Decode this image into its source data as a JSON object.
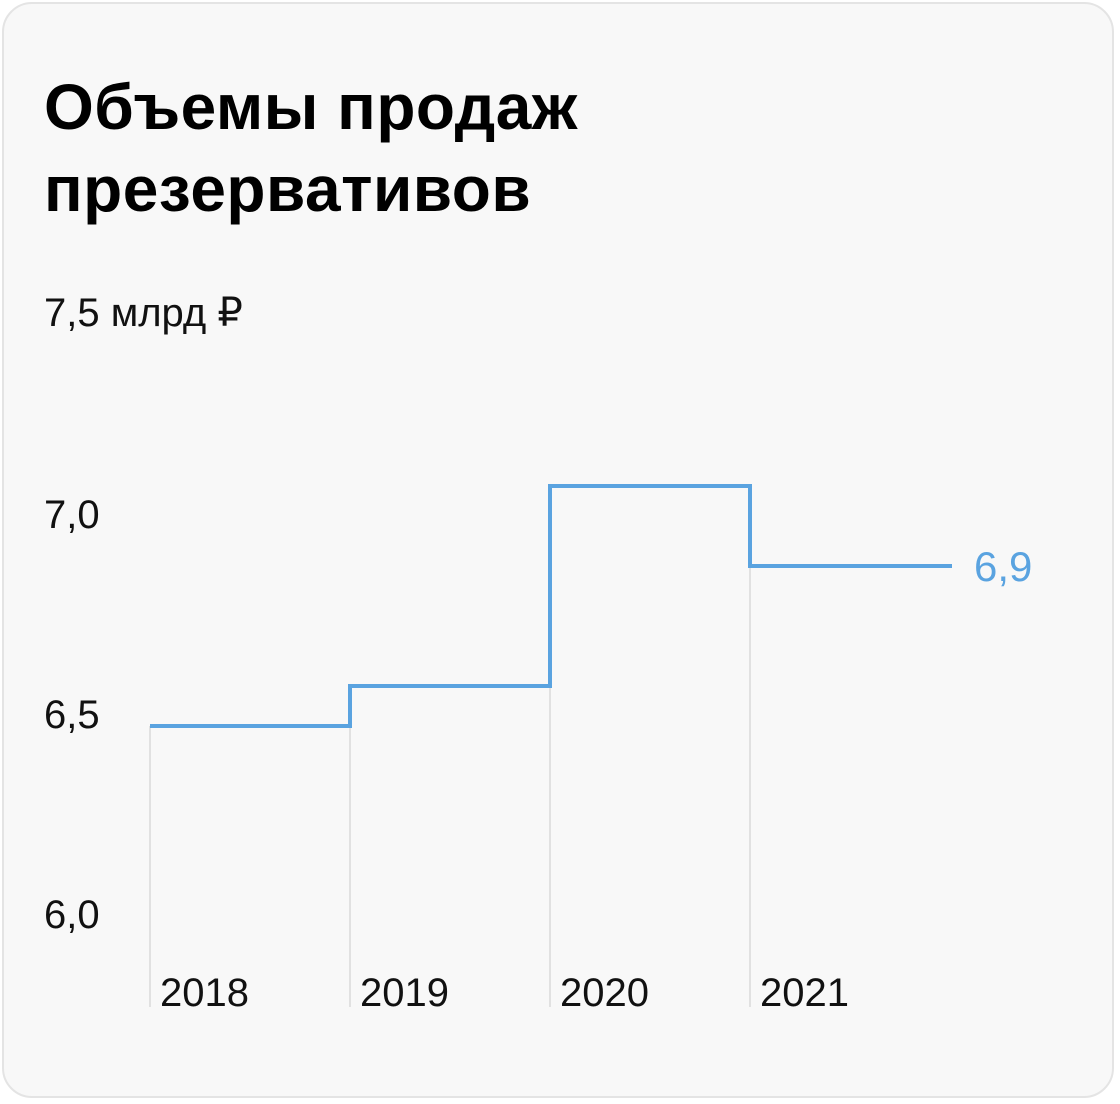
{
  "title": {
    "line1": "Объемы продаж",
    "line2": "презервативов"
  },
  "colors": {
    "line": "#5aa3e0",
    "gridline": "#d9d9d9",
    "background": "#f8f8f8",
    "text": "#111111"
  },
  "chart_data": {
    "type": "line",
    "step": true,
    "title": "Объемы продаж презервативов",
    "categories": [
      "2018",
      "2019",
      "2020",
      "2021"
    ],
    "values": [
      6.47,
      6.57,
      7.07,
      6.87
    ],
    "y_unit_label": "7,5 млрд ₽",
    "y_ticks": [
      {
        "value": 6.0,
        "label": "6,0"
      },
      {
        "value": 6.5,
        "label": "6,5"
      },
      {
        "value": 7.0,
        "label": "7,0"
      }
    ],
    "ylim": [
      6.0,
      7.5
    ],
    "end_label": "6,9",
    "grid": false
  }
}
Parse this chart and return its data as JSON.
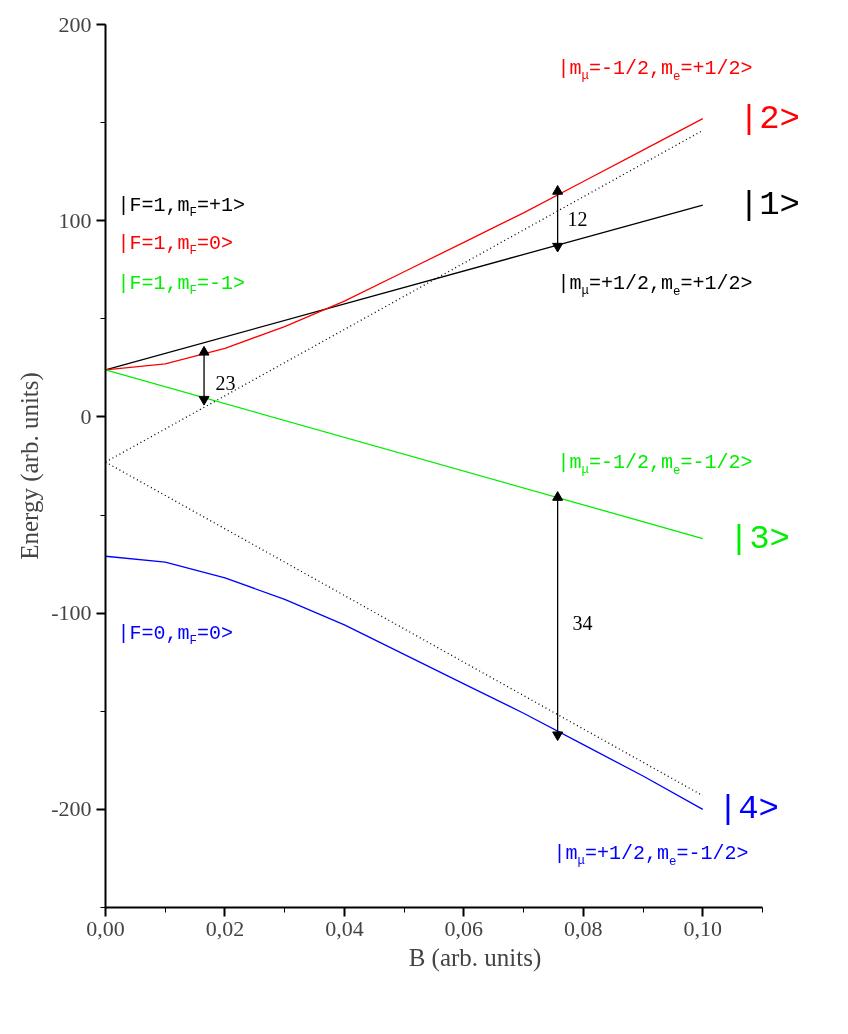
{
  "chart_data": {
    "type": "line",
    "xlabel": "B (arb. units)",
    "ylabel": "Energy (arb. units)",
    "xlim": [
      0,
      0.11
    ],
    "ylim": [
      -250,
      200
    ],
    "xticks": [
      {
        "value": 0,
        "label": "0,00"
      },
      {
        "value": 0.02,
        "label": "0,02"
      },
      {
        "value": 0.04,
        "label": "0,04"
      },
      {
        "value": 0.06,
        "label": "0,06"
      },
      {
        "value": 0.08,
        "label": "0,08"
      },
      {
        "value": 0.1,
        "label": "0,10"
      }
    ],
    "yticks": [
      -200,
      -100,
      0,
      100,
      200
    ],
    "grid": false,
    "legend": false,
    "marker": "none",
    "series": [
      {
        "name": "|1>",
        "color": "#000000",
        "x": [
          0,
          0.1
        ],
        "values": [
          24,
          108
        ]
      },
      {
        "name": "|2>",
        "color": "#ff0000",
        "x": [
          0,
          0.01,
          0.02,
          0.03,
          0.04,
          0.05,
          0.06,
          0.07,
          0.08,
          0.09,
          0.1
        ],
        "values": [
          24,
          27,
          35,
          46,
          59,
          74,
          89,
          104,
          120,
          136,
          152
        ]
      },
      {
        "name": "|3>",
        "color": "#00ee00",
        "x": [
          0,
          0.1
        ],
        "values": [
          24,
          -62
        ]
      },
      {
        "name": "|4>",
        "color": "#0000ff",
        "x": [
          0,
          0.01,
          0.02,
          0.03,
          0.04,
          0.05,
          0.06,
          0.07,
          0.08,
          0.09,
          0.1
        ],
        "values": [
          -71,
          -74,
          -82,
          -93,
          -106,
          -121,
          -136,
          -151,
          -167,
          -183,
          -200
        ]
      },
      {
        "color": "#000000",
        "line_style": "dotted",
        "x": [
          0,
          0.1
        ],
        "values": [
          -23,
          146
        ]
      },
      {
        "color": "#000000",
        "line_style": "dotted",
        "x": [
          0,
          0.1
        ],
        "values": [
          -23,
          -193
        ]
      },
      {
        "color": "#000000",
        "marker": "triangle",
        "x": [
          0.0165,
          0.0165
        ],
        "values": [
          33,
          9
        ]
      },
      {
        "color": "#000000",
        "marker": "triangle",
        "x": [
          0.0757,
          0.0757
        ],
        "values": [
          115,
          87
        ]
      },
      {
        "color": "#000000",
        "marker": "triangle",
        "x": [
          0.0757,
          0.0757
        ],
        "values": [
          -41,
          -162
        ]
      }
    ],
    "annotations": [
      "|m$_{μ}$=-1/2,m$_{e}$=+1/2>",
      "|F=1,m$_{F}$=+1>",
      "|F=1,m$_{F}$=0>",
      "|F=1,m$_{F}$=-1>",
      "|m$_{μ}$=+1/2,m$_{e}$=+1/2>",
      "|m$_{μ}$=-1/2,m$_{e}$=-1/2>",
      "|F=0,m$_{F}$=0>",
      "|m$_{μ}$=+1/2,m$_{e}$=-1/2>",
      "23",
      "12",
      "34"
    ]
  }
}
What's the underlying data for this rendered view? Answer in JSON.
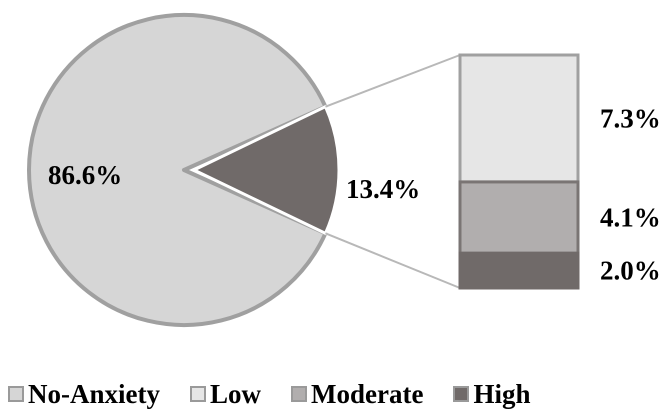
{
  "chart_data": {
    "type": "pie",
    "title": "",
    "pie": {
      "slices": [
        {
          "label": "86.6%",
          "value": 86.6,
          "color": "#d6d6d6"
        },
        {
          "label": "13.4%",
          "value": 13.4,
          "color": "#706a69"
        }
      ]
    },
    "breakdown": {
      "type": "stacked-bar",
      "segments": [
        {
          "name": "Low",
          "label": "7.3%",
          "value": 7.3,
          "color": "#e6e6e6"
        },
        {
          "name": "Moderate",
          "label": "4.1%",
          "value": 4.1,
          "color": "#b1aeae"
        },
        {
          "name": "High",
          "label": "2.0%",
          "value": 2.0,
          "color": "#706a69"
        }
      ]
    },
    "legend": {
      "placement": "bottom",
      "items": [
        {
          "name": "No-Anxiety",
          "color": "#d6d6d6"
        },
        {
          "name": "Low",
          "color": "#e6e6e6"
        },
        {
          "name": "Moderate",
          "color": "#b1aeae"
        },
        {
          "name": "High",
          "color": "#706a69"
        }
      ]
    }
  }
}
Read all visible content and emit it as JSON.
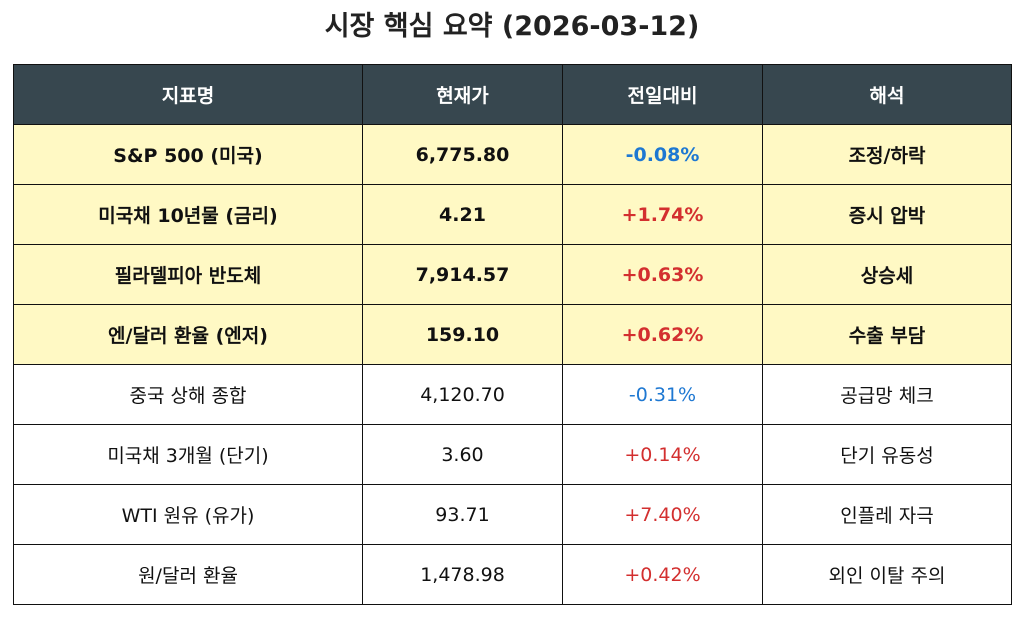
{
  "title": "시장 핵심 요약 (2026-03-12)",
  "colors": {
    "header_bg": "#37474f",
    "highlight_bg": "#fff9c4",
    "negative": "#1e78d2",
    "positive": "#d32f2f"
  },
  "headers": [
    "지표명",
    "현재가",
    "전일대비",
    "해석"
  ],
  "rows": [
    {
      "name": "S&P 500 (미국)",
      "price": "6,775.80",
      "change": "-0.08%",
      "note": "조정/하락",
      "highlight": true
    },
    {
      "name": "미국채 10년물 (금리)",
      "price": "4.21",
      "change": "+1.74%",
      "note": "증시 압박",
      "highlight": true
    },
    {
      "name": "필라델피아 반도체",
      "price": "7,914.57",
      "change": "+0.63%",
      "note": "상승세",
      "highlight": true
    },
    {
      "name": "엔/달러 환율 (엔저)",
      "price": "159.10",
      "change": "+0.62%",
      "note": "수출 부담",
      "highlight": true
    },
    {
      "name": "중국 상해 종합",
      "price": "4,120.70",
      "change": "-0.31%",
      "note": "공급망 체크",
      "highlight": false
    },
    {
      "name": "미국채 3개월 (단기)",
      "price": "3.60",
      "change": "+0.14%",
      "note": "단기 유동성",
      "highlight": false
    },
    {
      "name": "WTI 원유 (유가)",
      "price": "93.71",
      "change": "+7.40%",
      "note": "인플레 자극",
      "highlight": false
    },
    {
      "name": "원/달러 환율",
      "price": "1,478.98",
      "change": "+0.42%",
      "note": "외인 이탈 주의",
      "highlight": false
    }
  ]
}
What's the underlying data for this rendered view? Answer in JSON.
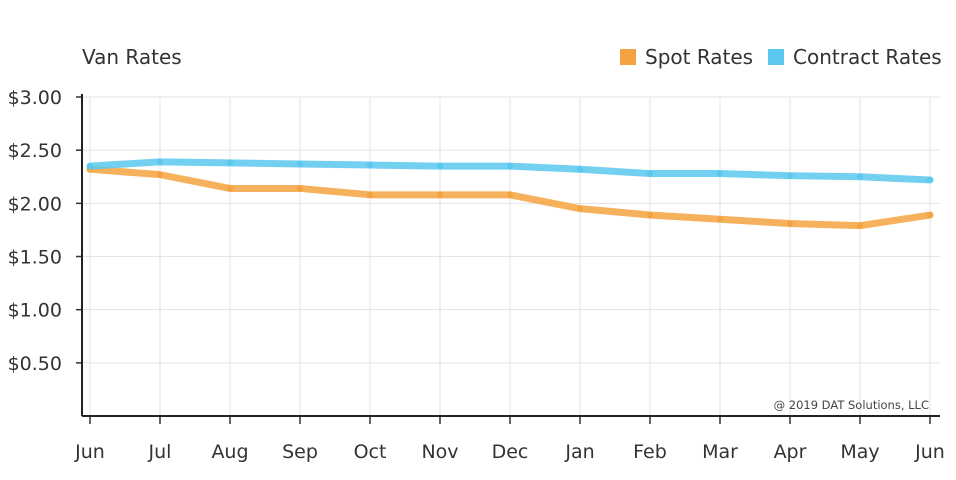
{
  "chart_data": {
    "type": "line",
    "title": "Van Rates",
    "categories": [
      "Jun",
      "Jul",
      "Aug",
      "Sep",
      "Oct",
      "Nov",
      "Dec",
      "Jan",
      "Feb",
      "Mar",
      "Apr",
      "May",
      "Jun"
    ],
    "y_ticks": [
      3.0,
      2.5,
      2.0,
      1.5,
      1.0,
      0.5
    ],
    "y_tick_labels": [
      "$3.00",
      "$2.50",
      "$2.00",
      "$1.50",
      "$1.00",
      "$0.50"
    ],
    "ylim": [
      0,
      3.0
    ],
    "grid": true,
    "legend_position": "top-right",
    "series": [
      {
        "name": "Spot Rates",
        "color": "#f5a340",
        "values": [
          2.32,
          2.27,
          2.14,
          2.14,
          2.08,
          2.08,
          2.08,
          1.95,
          1.89,
          1.85,
          1.81,
          1.79,
          1.89
        ]
      },
      {
        "name": "Contract Rates",
        "color": "#5bc8ef",
        "values": [
          2.35,
          2.39,
          2.38,
          2.37,
          2.36,
          2.35,
          2.35,
          2.32,
          2.28,
          2.28,
          2.26,
          2.25,
          2.22
        ]
      }
    ],
    "credit": "@ 2019 DAT Solutions, LLC"
  }
}
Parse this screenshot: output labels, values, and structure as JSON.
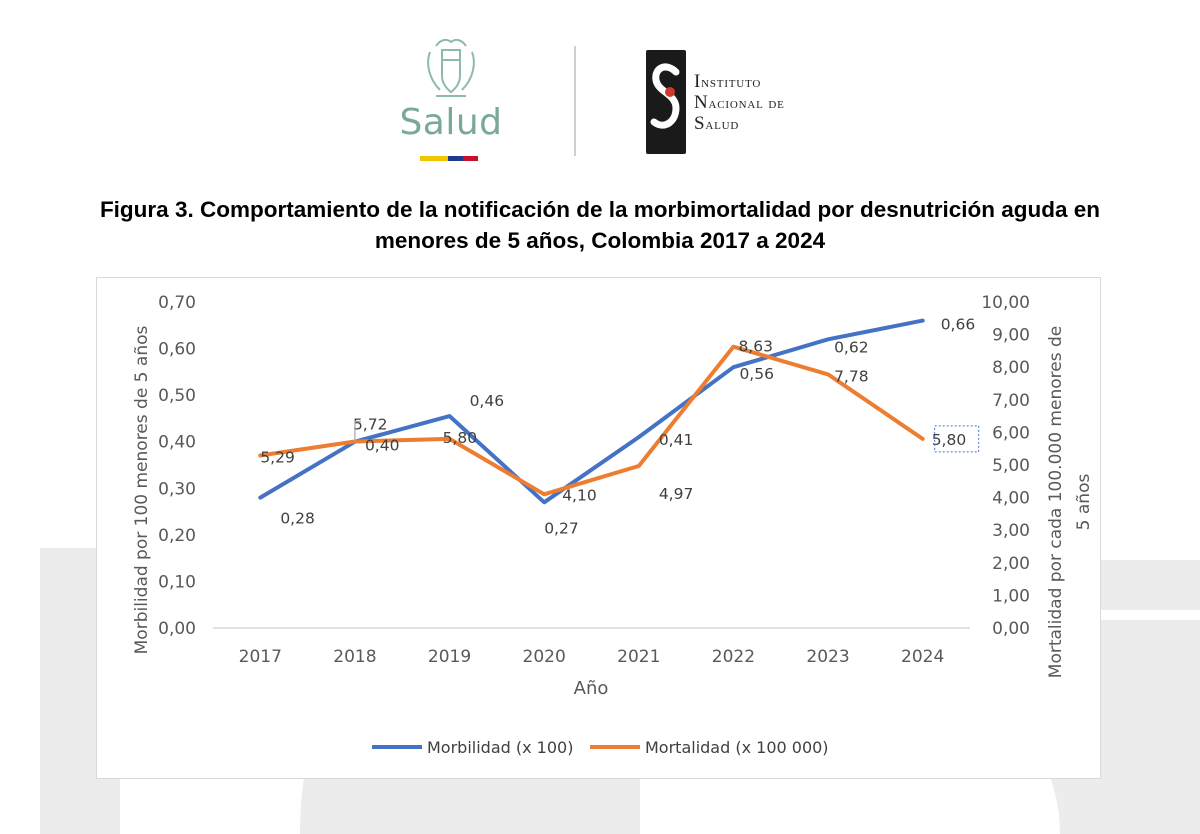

· · ·

What is expected:
Whichever lines contain the string "Объемы", select and copy them.

Complete response:
    "line1": "Объемы продаж",
    "title": "Объемы продаж презервативов",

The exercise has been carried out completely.